• **SET EXERCISE**
Answer with nothing but a number: how many lines include the word "diagnostic"?
[START RAW DATA]
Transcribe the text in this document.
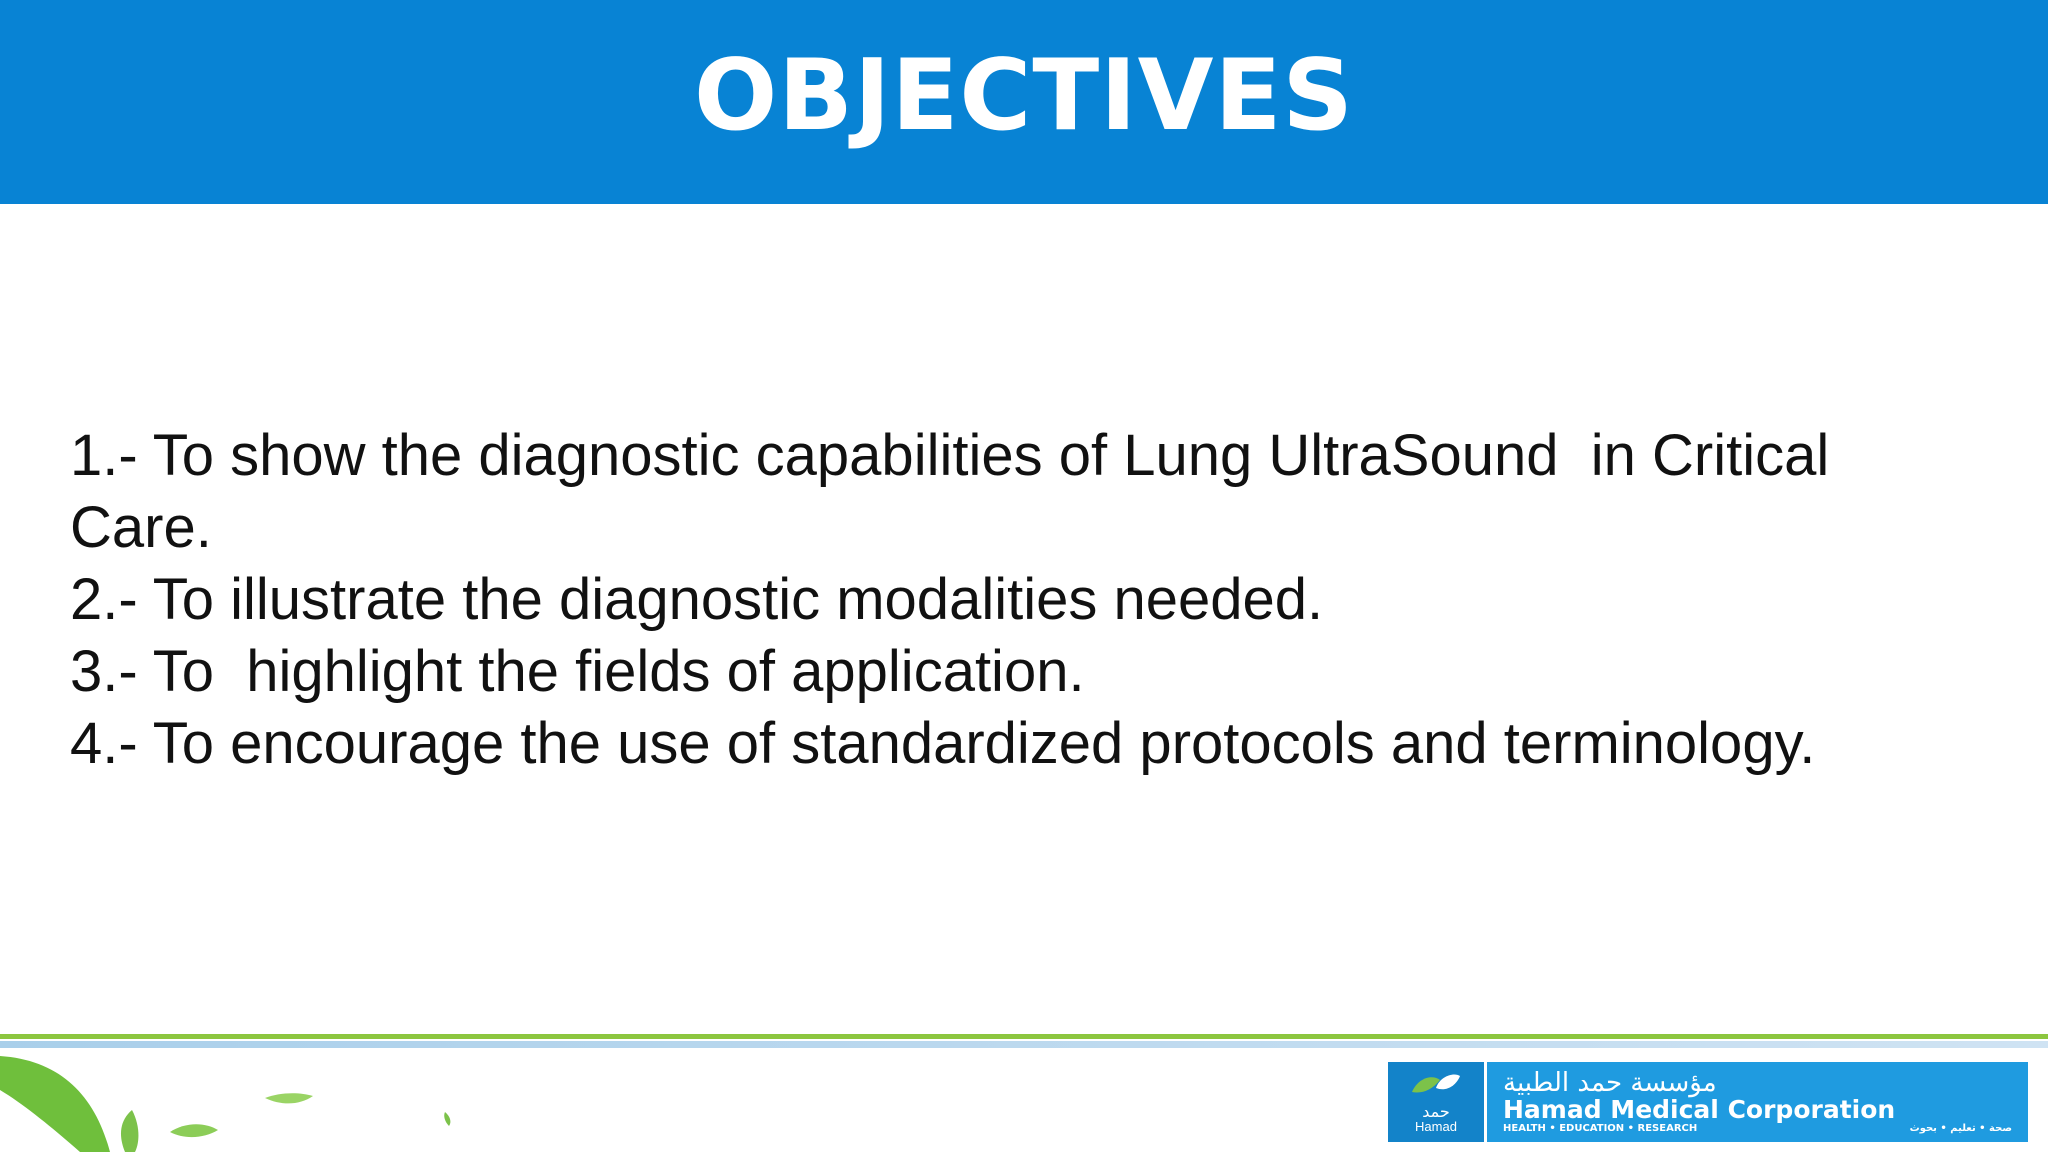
OBJECTIVES
1.- To show the diagnostic capabilities of Lung UltraSound  in Critical
Care.
2.- To illustrate the diagnostic modalities needed.
3.- To  highlight the fields of application.
4.- To encourage the use of standardized protocols and terminology.
حمد
Hamad
مؤسسة حمد الطبية
Hamad Medical Corporation
HEALTH • EDUCATION • RESEARCH	صحة • تعليم • بحوث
[END RAW DATA]
• **EXERCISE SOLUTION**
2